EXERCISE DESCRIPTION
Give all the lines below again, exactly, with no pictures.

RAW RECORDS
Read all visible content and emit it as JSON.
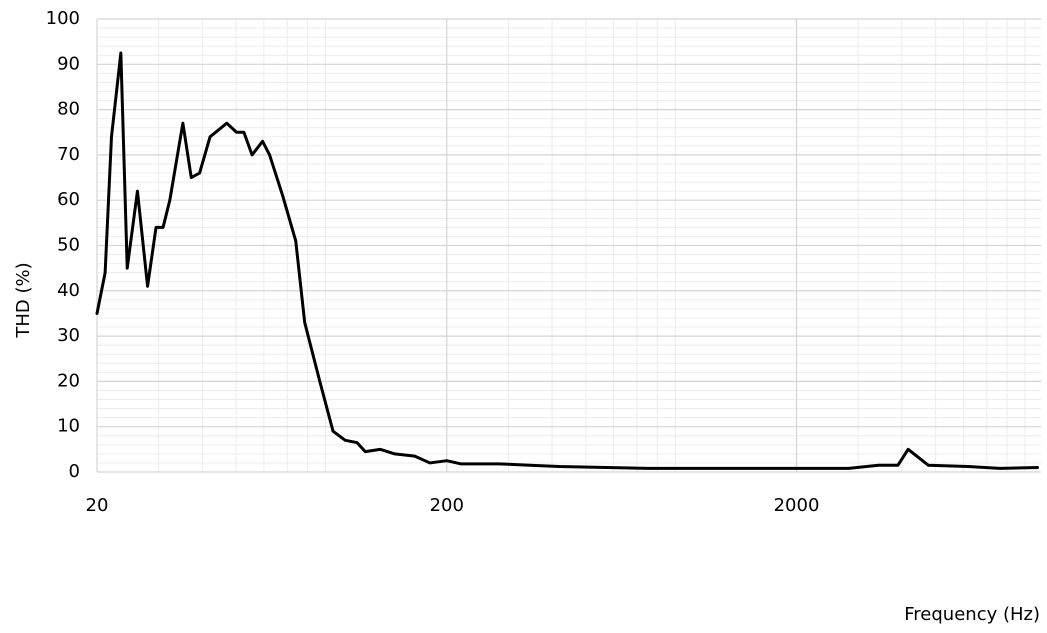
{
  "chart_data": {
    "type": "line",
    "x_label": "Frequency (Hz)",
    "y_label": "THD (%)",
    "xscale": "log",
    "grid": true,
    "xlim": [
      20,
      10000
    ],
    "ylim": [
      0,
      100
    ],
    "xticks": [
      20,
      200,
      2000
    ],
    "yticks": [
      0,
      10,
      20,
      30,
      40,
      50,
      60,
      70,
      80,
      90,
      100
    ],
    "minor_xticks": [
      30,
      40,
      50,
      60,
      70,
      80,
      90,
      300,
      400,
      500,
      600,
      700,
      800,
      900,
      3000,
      4000,
      5000,
      6000,
      7000,
      8000,
      9000
    ],
    "minor_yticks": [
      2,
      4,
      6,
      8,
      12,
      14,
      16,
      18,
      22,
      24,
      26,
      28,
      32,
      34,
      36,
      38,
      42,
      44,
      46,
      48,
      52,
      54,
      56,
      58,
      62,
      64,
      66,
      68,
      72,
      74,
      76,
      78,
      82,
      84,
      86,
      88,
      92,
      94,
      96,
      98
    ],
    "series": [
      {
        "color": "#000000",
        "x": [
          20,
          21.1,
          22.0,
          23.4,
          24.4,
          26.1,
          27.9,
          29.5,
          30.9,
          32.3,
          35.2,
          37.2,
          39.3,
          42.1,
          47.0,
          50.1,
          52.6,
          55.5,
          59.5,
          62.3,
          67.9,
          74.0,
          78.5,
          86.7,
          94.6,
          102.5,
          110.7,
          117,
          129,
          142,
          162,
          179,
          200,
          219,
          282,
          345,
          420,
          757,
          1460,
          2820,
          3430,
          3900,
          4170,
          4760,
          6190,
          7620,
          9770
        ],
        "values": [
          35,
          44,
          74,
          92.5,
          45,
          62,
          41,
          54,
          54,
          60,
          77,
          65,
          66,
          74,
          77,
          75,
          75,
          70,
          73,
          70,
          61,
          51,
          33,
          20,
          9,
          7,
          6.5,
          4.5,
          5,
          4,
          3.5,
          2,
          2.5,
          1.8,
          1.8,
          1.5,
          1.2,
          0.8,
          0.8,
          0.8,
          1.5,
          1.5,
          5,
          1.5,
          1.2,
          0.8,
          1
        ]
      }
    ]
  }
}
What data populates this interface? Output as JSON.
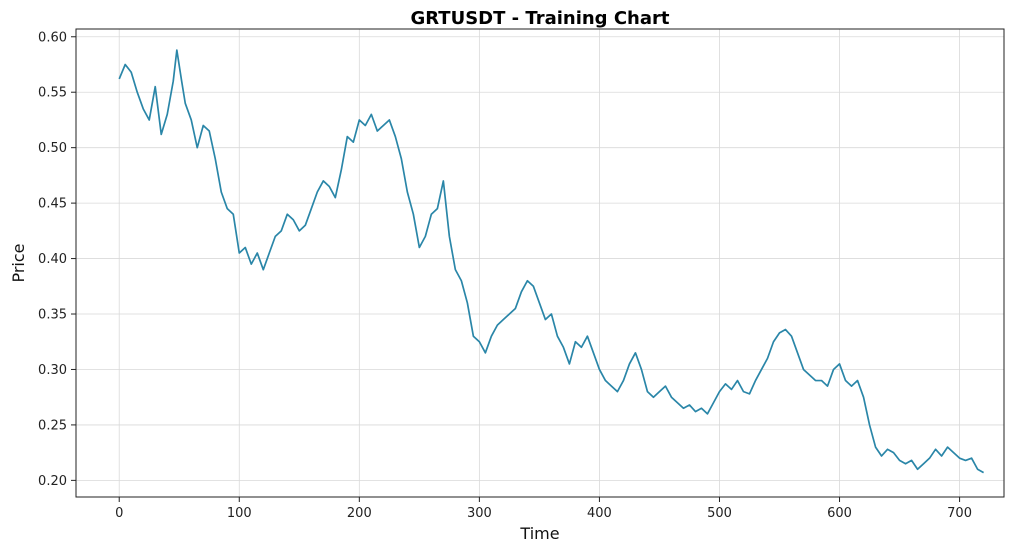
{
  "chart_data": {
    "type": "line",
    "title": "GRTUSDT - Training Chart",
    "xlabel": "Time",
    "ylabel": "Price",
    "xlim": [
      -36,
      737
    ],
    "ylim": [
      0.185,
      0.607
    ],
    "xticks": [
      0,
      100,
      200,
      300,
      400,
      500,
      600,
      700
    ],
    "yticks": [
      0.2,
      0.25,
      0.3,
      0.35,
      0.4,
      0.45,
      0.5,
      0.55,
      0.6
    ],
    "grid": true,
    "line_color": "#2a86a8",
    "series": [
      {
        "x": [
          0,
          5,
          10,
          15,
          20,
          25,
          30,
          35,
          40,
          45,
          48,
          52,
          55,
          60,
          65,
          70,
          75,
          80,
          85,
          90,
          95,
          100,
          105,
          110,
          115,
          120,
          125,
          130,
          135,
          140,
          145,
          150,
          155,
          160,
          165,
          170,
          175,
          180,
          185,
          190,
          195,
          200,
          205,
          210,
          215,
          220,
          225,
          230,
          235,
          240,
          245,
          250,
          255,
          260,
          265,
          270,
          275,
          280,
          285,
          290,
          295,
          300,
          305,
          310,
          315,
          320,
          325,
          330,
          335,
          340,
          345,
          350,
          355,
          360,
          365,
          370,
          375,
          380,
          385,
          390,
          395,
          400,
          405,
          410,
          415,
          420,
          425,
          430,
          435,
          440,
          445,
          450,
          455,
          460,
          465,
          470,
          475,
          480,
          485,
          490,
          495,
          500,
          505,
          510,
          515,
          520,
          525,
          530,
          535,
          540,
          545,
          550,
          555,
          560,
          565,
          570,
          575,
          580,
          585,
          590,
          595,
          600,
          605,
          610,
          615,
          620,
          625,
          630,
          635,
          640,
          645,
          650,
          655,
          660,
          665,
          670,
          675,
          680,
          685,
          690,
          695,
          700,
          705,
          710,
          715,
          720
        ],
        "y": [
          0.562,
          0.575,
          0.568,
          0.55,
          0.535,
          0.525,
          0.555,
          0.512,
          0.53,
          0.56,
          0.588,
          0.56,
          0.54,
          0.525,
          0.5,
          0.52,
          0.515,
          0.49,
          0.46,
          0.445,
          0.44,
          0.405,
          0.41,
          0.395,
          0.405,
          0.39,
          0.405,
          0.42,
          0.425,
          0.44,
          0.435,
          0.425,
          0.43,
          0.445,
          0.46,
          0.47,
          0.465,
          0.455,
          0.48,
          0.51,
          0.505,
          0.525,
          0.52,
          0.53,
          0.515,
          0.52,
          0.525,
          0.51,
          0.49,
          0.46,
          0.44,
          0.41,
          0.42,
          0.44,
          0.445,
          0.47,
          0.42,
          0.39,
          0.38,
          0.36,
          0.33,
          0.325,
          0.315,
          0.33,
          0.34,
          0.345,
          0.35,
          0.355,
          0.37,
          0.38,
          0.375,
          0.36,
          0.345,
          0.35,
          0.33,
          0.32,
          0.305,
          0.325,
          0.32,
          0.33,
          0.315,
          0.3,
          0.29,
          0.285,
          0.28,
          0.29,
          0.305,
          0.315,
          0.3,
          0.28,
          0.275,
          0.28,
          0.285,
          0.275,
          0.27,
          0.265,
          0.268,
          0.262,
          0.265,
          0.26,
          0.27,
          0.28,
          0.287,
          0.282,
          0.29,
          0.28,
          0.278,
          0.29,
          0.3,
          0.31,
          0.325,
          0.333,
          0.336,
          0.33,
          0.315,
          0.3,
          0.295,
          0.29,
          0.29,
          0.285,
          0.3,
          0.305,
          0.29,
          0.285,
          0.29,
          0.275,
          0.25,
          0.23,
          0.222,
          0.228,
          0.225,
          0.218,
          0.215,
          0.218,
          0.21,
          0.215,
          0.22,
          0.228,
          0.222,
          0.23,
          0.225,
          0.22,
          0.218,
          0.22,
          0.21,
          0.207
        ]
      }
    ]
  }
}
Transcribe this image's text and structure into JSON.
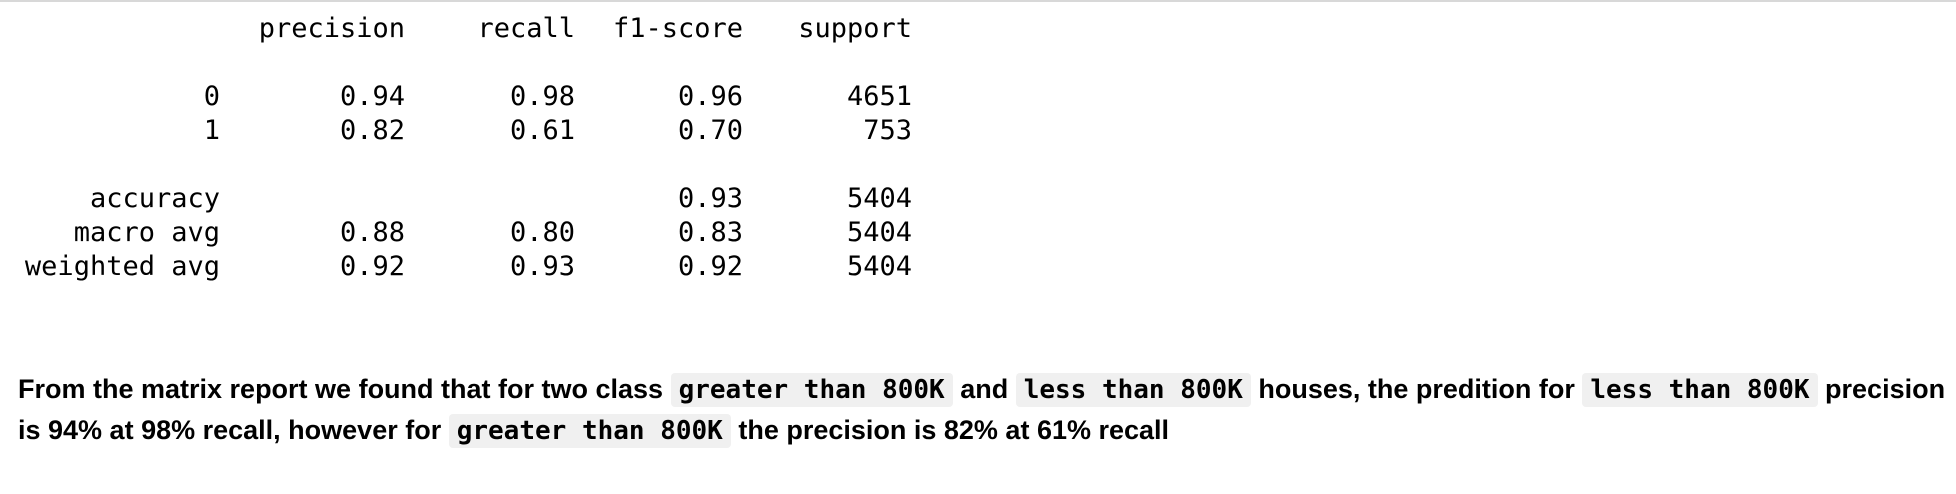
{
  "report": {
    "headers": [
      "precision",
      "recall",
      "f1-score",
      "support"
    ],
    "rows": [
      {
        "label": "0",
        "precision": "0.94",
        "recall": "0.98",
        "f1": "0.96",
        "support": "4651"
      },
      {
        "label": "1",
        "precision": "0.82",
        "recall": "0.61",
        "f1": "0.70",
        "support": "753"
      },
      {
        "label": "accuracy",
        "precision": "",
        "recall": "",
        "f1": "0.93",
        "support": "5404"
      },
      {
        "label": "macro avg",
        "precision": "0.88",
        "recall": "0.80",
        "f1": "0.83",
        "support": "5404"
      },
      {
        "label": "weighted avg",
        "precision": "0.92",
        "recall": "0.93",
        "f1": "0.92",
        "support": "5404"
      }
    ]
  },
  "markdown": {
    "t1": "From the matrix report we found that for two class ",
    "code1": "greater than 800K",
    "t2": " and ",
    "code2": "less than 800K",
    "t3": " houses, the predition for ",
    "code3": "less than 800K",
    "t4": " precision is 94% at 98% recall, however for ",
    "code4": "greater than 800K",
    "t5": " the precision is 82% at 61% recall"
  }
}
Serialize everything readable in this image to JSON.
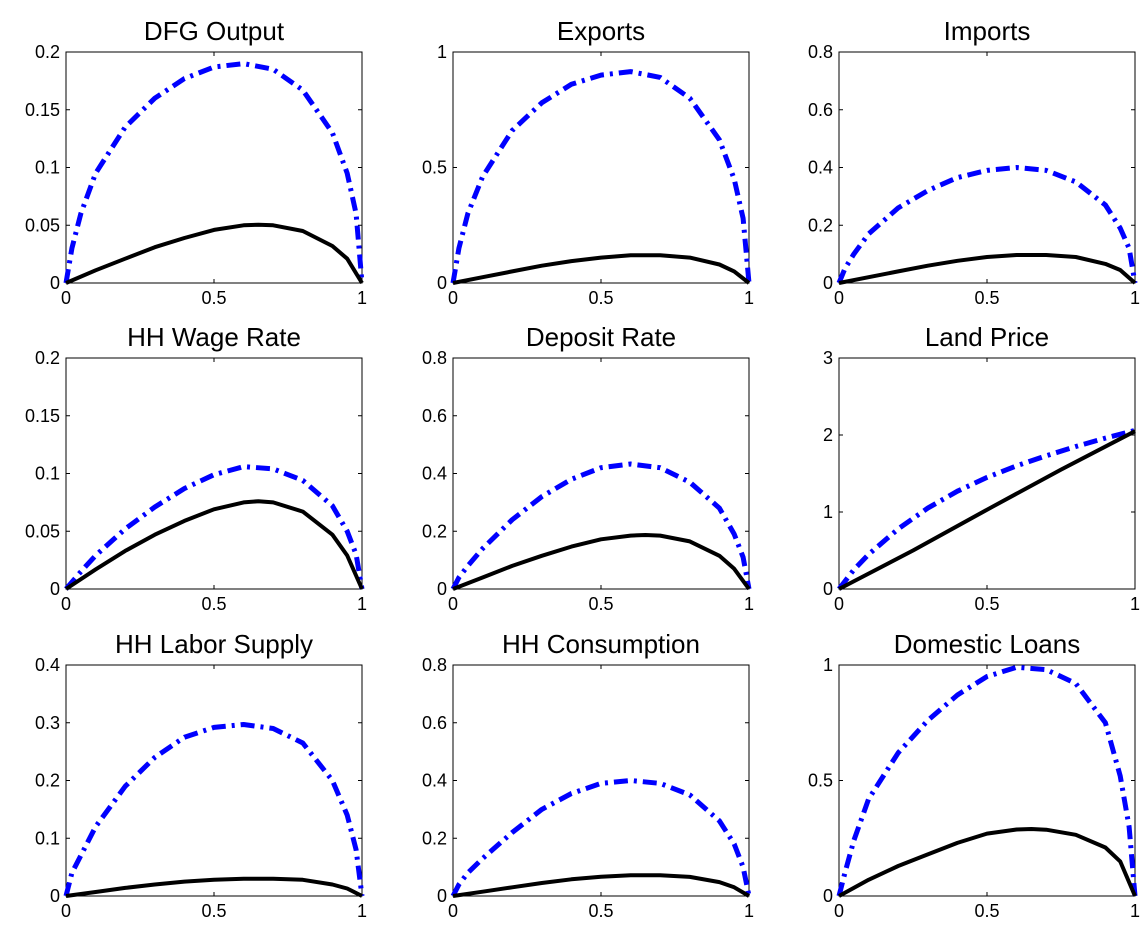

THE OUTPUT
Read all visible content and emit it as JSON.
{
  "chart_data": {
    "type": "line",
    "x_label": "Frequency (Hz)",
    "y_label": "THD (%)",
    "xscale": "log",
    "grid": true,
    "xlim": [
      20,
      10000
    ],
    "ylim": [
      0,
      100
    ],
    "xticks": [
      20,
      200,
      2000
    ],
    "yticks": [
      0,
      10,
      20,
      30,
      40,
      50,
      60,
      70,
      80,
      90,
      100
    ],
    "minor_xticks": [
      30,
      40,
      50,
      60,
      70,
      80,
      90,
      300,
      400,
      500,
      600,
      700,
      800,
      900,
      3000,
      4000,
      5000,
      6000,
      7000,
      8000,
      9000
    ],
    "minor_yticks": [
      2,
      4,
      6,
      8,
      12,
      14,
      16,
      18,
      22,
      24,
      26,
      28,
      32,
      34,
      36,
      38,
      42,
      44,
      46,
      48,
      52,
      54,
      56,
      58,
      62,
      64,
      66,
      68,
      72,
      74,
      76,
      78,
      82,
      84,
      86,
      88,
      92,
      94,
      96,
      98
    ],
    "series": [
      {
        "color": "#000000",
        "x": [
          20,
          21.1,
          22.0,
          23.4,
          24.4,
          26.1,
          27.9,
          29.5,
          30.9,
          32.3,
          35.2,
          37.2,
          39.3,
          42.1,
          47.0,
          50.1,
          52.6,
          55.5,
          59.5,
          62.3,
          67.9,
          74.0,
          78.5,
          86.7,
          94.6,
          102.5,
          110.7,
          117,
          129,
          142,
          162,
          179,
          200,
          219,
          282,
          345,
          420,
          757,
          1460,
          2820,
          3430,
          3900,
          4170,
          4760,
          6190,
          7620,
          9770
        ],
        "values": [
          35,
          44,
          74,
          92.5,
          45,
          62,
          41,
          54,
          54,
          60,
          77,
          65,
          66,
          74,
          77,
          75,
          75,
          70,
          73,
          70,
          61,
          51,
          33,
          20,
          9,
          7,
          6.5,
          4.5,
          5,
          4,
          3.5,
          2,
          2.5,
          1.8,
          1.8,
          1.5,
          1.2,
          0.8,
          0.8,
          0.8,
          1.5,
          1.5,
          5,
          1.5,
          1.2,
          0.8,
          1
        ]
      }
    ]
  }
}
What data populates this interface? Output as JSON.
{
  "chart_data": {
    "type": "line",
    "title": "GRTUSDT - Training Chart",
    "xlabel": "Time",
    "ylabel": "Price",
    "xlim": [
      -36,
      737
    ],
    "ylim": [
      0.185,
      0.607
    ],
    "xticks": [
      0,
      100,
      200,
      300,
      400,
      500,
      600,
      700
    ],
    "yticks": [
      0.2,
      0.25,
      0.3,
      0.35,
      0.4,
      0.45,
      0.5,
      0.55,
      0.6
    ],
    "grid": true,
    "line_color": "#2a86a8",
    "series": [
      {
        "x": [
          0,
          5,
          10,
          15,
          20,
          25,
          30,
          35,
          40,
          45,
          48,
          52,
          55,
          60,
          65,
          70,
          75,
          80,
          85,
          90,
          95,
          100,
          105,
          110,
          115,
          120,
          125,
          130,
          135,
          140,
          145,
          150,
          155,
          160,
          165,
          170,
          175,
          180,
          185,
          190,
          195,
          200,
          205,
          210,
          215,
          220,
          225,
          230,
          235,
          240,
          245,
          250,
          255,
          260,
          265,
          270,
          275,
          280,
          285,
          290,
          295,
          300,
          305,
          310,
          315,
          320,
          325,
          330,
          335,
          340,
          345,
          350,
          355,
          360,
          365,
          370,
          375,
          380,
          385,
          390,
          395,
          400,
          405,
          410,
          415,
          420,
          425,
          430,
          435,
          440,
          445,
          450,
          455,
          460,
          465,
          470,
          475,
          480,
          485,
          490,
          495,
          500,
          505,
          510,
          515,
          520,
          525,
          530,
          535,
          540,
          545,
          550,
          555,
          560,
          565,
          570,
          575,
          580,
          585,
          590,
          595,
          600,
          605,
          610,
          615,
          620,
          625,
          630,
          635,
          640,
          645,
          650,
          655,
          660,
          665,
          670,
          675,
          680,
          685,
          690,
          695,
          700,
          705,
          710,
          715,
          720
        ],
        "y": [
          0.562,
          0.575,
          0.568,
          0.55,
          0.535,
          0.525,
          0.555,
          0.512,
          0.53,
          0.56,
          0.588,
          0.56,
          0.54,
          0.525,
          0.5,
          0.52,
          0.515,
          0.49,
          0.46,
          0.445,
          0.44,
          0.405,
          0.41,
          0.395,
          0.405,
          0.39,
          0.405,
          0.42,
          0.425,
          0.44,
          0.435,
          0.425,
          0.43,
          0.445,
          0.46,
          0.47,
          0.465,
          0.455,
          0.48,
          0.51,
          0.505,
          0.525,
          0.52,
          0.53,
          0.515,
          0.52,
          0.525,
          0.51,
          0.49,
          0.46,
          0.44,
          0.41,
          0.42,
          0.44,
          0.445,
          0.47,
          0.42,
          0.39,
          0.38,
          0.36,
          0.33,
          0.325,
          0.315,
          0.33,
          0.34,
          0.345,
          0.35,
          0.355,
          0.37,
          0.38,
          0.375,
          0.36,
          0.345,
          0.35,
          0.33,
          0.32,
          0.305,
          0.325,
          0.32,
          0.33,
          0.315,
          0.3,
          0.29,
          0.285,
          0.28,
          0.29,
          0.305,
          0.315,
          0.3,
          0.28,
          0.275,
          0.28,
          0.285,
          0.275,
          0.27,
          0.265,
          0.268,
          0.262,
          0.265,
          0.26,
          0.27,
          0.28,
          0.287,
          0.282,
          0.29,
          0.28,
          0.278,
          0.29,
          0.3,
          0.31,
          0.325,
          0.333,
          0.336,
          0.33,
          0.315,
          0.3,
          0.295,
          0.29,
          0.29,
          0.285,
          0.3,
          0.305,
          0.29,
          0.285,
          0.29,
          0.275,
          0.25,
          0.23,
          0.222,
          0.228,
          0.225,
          0.218,
          0.215,
          0.218,
          0.21,
          0.215,
          0.22,
          0.228,
          0.222,
          0.23,
          0.225,
          0.22,
          0.218,
          0.22,
          0.21,
          0.207
        ]
      }
    ]
  }
}
Transcribe this image's text and structure into JSON.
{
  "report": {
    "headers": [
      "precision",
      "recall",
      "f1-score",
      "support"
    ],
    "rows": [
      {
        "label": "0",
        "precision": "0.94",
        "recall": "0.98",
        "f1": "0.96",
        "support": "4651"
      },
      {
        "label": "1",
        "precision": "0.82",
        "recall": "0.61",
        "f1": "0.70",
        "support": "753"
      },
      {
        "label": "accuracy",
        "precision": "",
        "recall": "",
        "f1": "0.93",
        "support": "5404"
      },
      {
        "label": "macro avg",
        "precision": "0.88",
        "recall": "0.80",
        "f1": "0.83",
        "support": "5404"
      },
      {
        "label": "weighted avg",
        "precision": "0.92",
        "recall": "0.93",
        "f1": "0.92",
        "support": "5404"
      }
    ]
  },
  "markdown": {
    "t1": "From the matrix report we found that for two class ",
    "code1": "greater than 800K",
    "t2": " and ",
    "code2": "less than 800K",
    "t3": " houses, the predition for ",
    "code3": "less than 800K",
    "t4": " precision is 94% at 98% recall, however for ",
    "code4": "greater than 800K",
    "t5": " the precision is 82% at 61% recall"
  }
}
Serialize everything readable in this image to JSON.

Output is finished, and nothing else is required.